- Brief -
Retype the listing that follows, word for word.

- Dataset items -

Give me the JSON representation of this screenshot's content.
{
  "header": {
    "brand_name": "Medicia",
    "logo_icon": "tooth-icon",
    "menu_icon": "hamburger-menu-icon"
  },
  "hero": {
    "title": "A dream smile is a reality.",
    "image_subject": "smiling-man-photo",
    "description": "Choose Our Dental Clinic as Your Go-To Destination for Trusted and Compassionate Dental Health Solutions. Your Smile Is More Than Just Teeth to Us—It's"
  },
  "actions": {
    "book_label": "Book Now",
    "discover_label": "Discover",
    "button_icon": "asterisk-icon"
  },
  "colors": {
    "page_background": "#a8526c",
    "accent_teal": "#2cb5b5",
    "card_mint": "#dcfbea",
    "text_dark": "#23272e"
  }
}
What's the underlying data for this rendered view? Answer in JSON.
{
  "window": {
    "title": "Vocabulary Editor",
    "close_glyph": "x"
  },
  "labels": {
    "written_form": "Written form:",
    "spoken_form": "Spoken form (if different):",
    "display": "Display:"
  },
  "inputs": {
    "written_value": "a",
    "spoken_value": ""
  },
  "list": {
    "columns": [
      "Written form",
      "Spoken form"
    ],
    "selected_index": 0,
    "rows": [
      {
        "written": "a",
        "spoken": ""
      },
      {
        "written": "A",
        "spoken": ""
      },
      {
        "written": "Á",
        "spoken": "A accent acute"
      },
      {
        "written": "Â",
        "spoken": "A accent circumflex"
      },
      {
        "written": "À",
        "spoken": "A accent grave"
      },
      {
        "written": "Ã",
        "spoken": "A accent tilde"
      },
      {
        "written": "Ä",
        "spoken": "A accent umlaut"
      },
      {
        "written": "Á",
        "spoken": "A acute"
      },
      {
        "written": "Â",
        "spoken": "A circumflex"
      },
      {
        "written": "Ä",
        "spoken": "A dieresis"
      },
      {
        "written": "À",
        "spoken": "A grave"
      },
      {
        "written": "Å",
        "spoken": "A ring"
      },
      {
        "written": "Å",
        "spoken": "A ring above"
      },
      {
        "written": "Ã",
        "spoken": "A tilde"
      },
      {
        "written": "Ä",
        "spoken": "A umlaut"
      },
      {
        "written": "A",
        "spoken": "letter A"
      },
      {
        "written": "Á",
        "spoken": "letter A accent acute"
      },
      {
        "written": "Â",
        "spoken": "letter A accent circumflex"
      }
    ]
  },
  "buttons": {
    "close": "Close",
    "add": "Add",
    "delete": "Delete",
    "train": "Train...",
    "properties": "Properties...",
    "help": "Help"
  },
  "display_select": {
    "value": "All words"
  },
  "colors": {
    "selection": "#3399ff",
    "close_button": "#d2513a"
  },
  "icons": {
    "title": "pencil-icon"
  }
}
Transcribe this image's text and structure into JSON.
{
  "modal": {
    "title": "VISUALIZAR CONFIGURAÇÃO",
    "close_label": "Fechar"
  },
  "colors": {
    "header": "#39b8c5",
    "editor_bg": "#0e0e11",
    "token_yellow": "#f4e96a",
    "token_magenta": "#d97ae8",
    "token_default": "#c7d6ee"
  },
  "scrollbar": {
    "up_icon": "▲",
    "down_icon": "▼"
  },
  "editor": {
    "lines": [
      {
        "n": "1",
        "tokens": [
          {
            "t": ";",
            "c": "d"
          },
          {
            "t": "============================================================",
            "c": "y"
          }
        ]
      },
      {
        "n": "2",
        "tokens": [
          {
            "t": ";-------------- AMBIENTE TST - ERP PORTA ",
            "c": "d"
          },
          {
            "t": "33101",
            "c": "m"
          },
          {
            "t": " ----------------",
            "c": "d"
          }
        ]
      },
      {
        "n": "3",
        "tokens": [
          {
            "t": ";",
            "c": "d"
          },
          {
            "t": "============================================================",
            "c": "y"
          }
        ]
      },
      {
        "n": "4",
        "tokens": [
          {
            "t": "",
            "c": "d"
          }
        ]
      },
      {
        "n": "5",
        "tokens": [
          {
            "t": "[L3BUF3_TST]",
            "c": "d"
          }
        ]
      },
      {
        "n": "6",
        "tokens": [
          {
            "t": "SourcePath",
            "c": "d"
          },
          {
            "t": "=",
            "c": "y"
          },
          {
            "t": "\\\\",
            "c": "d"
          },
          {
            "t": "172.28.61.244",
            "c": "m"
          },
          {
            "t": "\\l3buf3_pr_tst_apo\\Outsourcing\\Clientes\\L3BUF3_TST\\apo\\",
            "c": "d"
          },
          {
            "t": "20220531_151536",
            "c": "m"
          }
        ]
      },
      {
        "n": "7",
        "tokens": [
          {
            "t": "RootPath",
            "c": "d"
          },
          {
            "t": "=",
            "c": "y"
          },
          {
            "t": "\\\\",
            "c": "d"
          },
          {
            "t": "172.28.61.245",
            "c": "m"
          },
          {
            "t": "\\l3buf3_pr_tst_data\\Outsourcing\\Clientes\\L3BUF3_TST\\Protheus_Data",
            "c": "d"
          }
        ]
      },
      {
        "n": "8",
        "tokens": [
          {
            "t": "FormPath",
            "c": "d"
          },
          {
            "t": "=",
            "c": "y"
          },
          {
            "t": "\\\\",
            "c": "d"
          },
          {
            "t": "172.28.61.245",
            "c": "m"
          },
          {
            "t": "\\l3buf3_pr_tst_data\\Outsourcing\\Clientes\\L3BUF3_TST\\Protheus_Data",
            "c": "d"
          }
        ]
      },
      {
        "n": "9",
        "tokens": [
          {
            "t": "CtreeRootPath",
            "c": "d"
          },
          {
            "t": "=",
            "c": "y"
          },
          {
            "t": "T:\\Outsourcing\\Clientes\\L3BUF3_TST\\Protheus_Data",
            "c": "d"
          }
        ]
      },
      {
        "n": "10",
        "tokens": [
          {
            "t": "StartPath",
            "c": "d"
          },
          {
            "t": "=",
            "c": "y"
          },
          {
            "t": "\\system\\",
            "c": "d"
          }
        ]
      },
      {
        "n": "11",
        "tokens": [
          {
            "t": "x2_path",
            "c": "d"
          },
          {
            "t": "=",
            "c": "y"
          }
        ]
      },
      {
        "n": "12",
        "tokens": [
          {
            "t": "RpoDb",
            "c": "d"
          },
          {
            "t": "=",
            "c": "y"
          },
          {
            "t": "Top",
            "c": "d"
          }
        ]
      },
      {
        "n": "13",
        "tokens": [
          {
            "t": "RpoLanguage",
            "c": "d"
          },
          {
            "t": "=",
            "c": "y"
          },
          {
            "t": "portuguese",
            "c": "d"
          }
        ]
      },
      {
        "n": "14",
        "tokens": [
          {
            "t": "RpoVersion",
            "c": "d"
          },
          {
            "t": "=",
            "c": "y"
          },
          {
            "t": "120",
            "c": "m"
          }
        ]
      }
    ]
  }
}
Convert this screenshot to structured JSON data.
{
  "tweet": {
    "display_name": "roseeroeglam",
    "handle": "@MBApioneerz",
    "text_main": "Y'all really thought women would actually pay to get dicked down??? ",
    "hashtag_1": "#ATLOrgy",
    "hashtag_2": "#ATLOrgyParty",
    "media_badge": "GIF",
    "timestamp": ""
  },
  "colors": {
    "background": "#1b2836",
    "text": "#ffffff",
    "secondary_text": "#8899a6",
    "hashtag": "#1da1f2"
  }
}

- Finished task -
Give me the JSON representation of this screenshot's content.
{
  "header": {
    "brand_name": "Medicia",
    "logo_icon": "tooth-icon",
    "menu_icon": "hamburger-menu-icon"
  },
  "hero": {
    "title": "A dream smile is a reality.",
    "image_subject": "smiling-man-photo",
    "description": "Choose Our Dental Clinic as Your Go-To Destination for Trusted and Compassionate Dental Health Solutions. Your Smile Is More Than Just Teeth to Us—It's"
  },
  "actions": {
    "book_label": "Book Now",
    "discover_label": "Discover",
    "button_icon": "asterisk-icon"
  },
  "colors": {
    "page_background": "#a8526c",
    "accent_teal": "#2cb5b5",
    "card_mint": "#dcfbea",
    "text_dark": "#23272e"
  }
}
What's the underlying data for this rendered view? Answer in JSON.
{
  "window": {
    "title": "Vocabulary Editor",
    "close_glyph": "x"
  },
  "labels": {
    "written_form": "Written form:",
    "spoken_form": "Spoken form (if different):",
    "display": "Display:"
  },
  "inputs": {
    "written_value": "a",
    "spoken_value": ""
  },
  "list": {
    "columns": [
      "Written form",
      "Spoken form"
    ],
    "selected_index": 0,
    "rows": [
      {
        "written": "a",
        "spoken": ""
      },
      {
        "written": "A",
        "spoken": ""
      },
      {
        "written": "Á",
        "spoken": "A accent acute"
      },
      {
        "written": "Â",
        "spoken": "A accent circumflex"
      },
      {
        "written": "À",
        "spoken": "A accent grave"
      },
      {
        "written": "Ã",
        "spoken": "A accent tilde"
      },
      {
        "written": "Ä",
        "spoken": "A accent umlaut"
      },
      {
        "written": "Á",
        "spoken": "A acute"
      },
      {
        "written": "Â",
        "spoken": "A circumflex"
      },
      {
        "written": "Ä",
        "spoken": "A dieresis"
      },
      {
        "written": "À",
        "spoken": "A grave"
      },
      {
        "written": "Å",
        "spoken": "A ring"
      },
      {
        "written": "Å",
        "spoken": "A ring above"
      },
      {
        "written": "Ã",
        "spoken": "A tilde"
      },
      {
        "written": "Ä",
        "spoken": "A umlaut"
      },
      {
        "written": "A",
        "spoken": "letter A"
      },
      {
        "written": "Á",
        "spoken": "letter A accent acute"
      },
      {
        "written": "Â",
        "spoken": "letter A accent circumflex"
      }
    ]
  },
  "buttons": {
    "close": "Close",
    "add": "Add",
    "delete": "Delete",
    "train": "Train...",
    "properties": "Properties...",
    "help": "Help"
  },
  "display_select": {
    "value": "All words"
  },
  "colors": {
    "selection": "#3399ff",
    "close_button": "#d2513a"
  },
  "icons": {
    "title": "pencil-icon"
  }
}
Transcribe this image's text and structure into JSON.
{
  "modal": {
    "title": "VISUALIZAR CONFIGURAÇÃO",
    "close_label": "Fechar"
  },
  "colors": {
    "header": "#39b8c5",
    "editor_bg": "#0e0e11",
    "token_yellow": "#f4e96a",
    "token_magenta": "#d97ae8",
    "token_default": "#c7d6ee"
  },
  "scrollbar": {
    "up_icon": "▲",
    "down_icon": "▼"
  },
  "editor": {
    "lines": [
      {
        "n": "1",
        "tokens": [
          {
            "t": ";",
            "c": "d"
          },
          {
            "t": "============================================================",
            "c": "y"
          }
        ]
      },
      {
        "n": "2",
        "tokens": [
          {
            "t": ";-------------- AMBIENTE TST - ERP PORTA ",
            "c": "d"
          },
          {
            "t": "33101",
            "c": "m"
          },
          {
            "t": " ----------------",
            "c": "d"
          }
        ]
      },
      {
        "n": "3",
        "tokens": [
          {
            "t": ";",
            "c": "d"
          },
          {
            "t": "============================================================",
            "c": "y"
          }
        ]
      },
      {
        "n": "4",
        "tokens": [
          {
            "t": "",
            "c": "d"
          }
        ]
      },
      {
        "n": "5",
        "tokens": [
          {
            "t": "[L3BUF3_TST]",
            "c": "d"
          }
        ]
      },
      {
        "n": "6",
        "tokens": [
          {
            "t": "SourcePath",
            "c": "d"
          },
          {
            "t": "=",
            "c": "y"
          },
          {
            "t": "\\\\",
            "c": "d"
          },
          {
            "t": "172.28.61.244",
            "c": "m"
          },
          {
            "t": "\\l3buf3_pr_tst_apo\\Outsourcing\\Clientes\\L3BUF3_TST\\apo\\",
            "c": "d"
          },
          {
            "t": "20220531_151536",
            "c": "m"
          }
        ]
      },
      {
        "n": "7",
        "tokens": [
          {
            "t": "RootPath",
            "c": "d"
          },
          {
            "t": "=",
            "c": "y"
          },
          {
            "t": "\\\\",
            "c": "d"
          },
          {
            "t": "172.28.61.245",
            "c": "m"
          },
          {
            "t": "\\l3buf3_pr_tst_data\\Outsourcing\\Clientes\\L3BUF3_TST\\Protheus_Data",
            "c": "d"
          }
        ]
      },
      {
        "n": "8",
        "tokens": [
          {
            "t": "FormPath",
            "c": "d"
          },
          {
            "t": "=",
            "c": "y"
          },
          {
            "t": "\\\\",
            "c": "d"
          },
          {
            "t": "172.28.61.245",
            "c": "m"
          },
          {
            "t": "\\l3buf3_pr_tst_data\\Outsourcing\\Clientes\\L3BUF3_TST\\Protheus_Data",
            "c": "d"
          }
        ]
      },
      {
        "n": "9",
        "tokens": [
          {
            "t": "CtreeRootPath",
            "c": "d"
          },
          {
            "t": "=",
            "c": "y"
          },
          {
            "t": "T:\\Outsourcing\\Clientes\\L3BUF3_TST\\Protheus_Data",
            "c": "d"
          }
        ]
      },
      {
        "n": "10",
        "tokens": [
          {
            "t": "StartPath",
            "c": "d"
          },
          {
            "t": "=",
            "c": "y"
          },
          {
            "t": "\\system\\",
            "c": "d"
          }
        ]
      },
      {
        "n": "11",
        "tokens": [
          {
            "t": "x2_path",
            "c": "d"
          },
          {
            "t": "=",
            "c": "y"
          }
        ]
      },
      {
        "n": "12",
        "tokens": [
          {
            "t": "RpoDb",
            "c": "d"
          },
          {
            "t": "=",
            "c": "y"
          },
          {
            "t": "Top",
            "c": "d"
          }
        ]
      },
      {
        "n": "13",
        "tokens": [
          {
            "t": "RpoLanguage",
            "c": "d"
          },
          {
            "t": "=",
            "c": "y"
          },
          {
            "t": "portuguese",
            "c": "d"
          }
        ]
      },
      {
        "n": "14",
        "tokens": [
          {
            "t": "RpoVersion",
            "c": "d"
          },
          {
            "t": "=",
            "c": "y"
          },
          {
            "t": "120",
            "c": "m"
          }
        ]
      }
    ]
  }
}
Convert this screenshot to structured JSON data.
{
  "tweet": {
    "display_name": "roseeroeglam",
    "handle": "@MBApioneerz",
    "text_main": "Y'all really thought women would actually pay to get dicked down??? ",
    "hashtag_1": "#ATLOrgy",
    "hashtag_2": "#ATLOrgyParty",
    "media_badge": "GIF",
    "timestamp": ""
  },
  "colors": {
    "background": "#1b2836",
    "text": "#ffffff",
    "secondary_text": "#8899a6",
    "hashtag": "#1da1f2"
  }
}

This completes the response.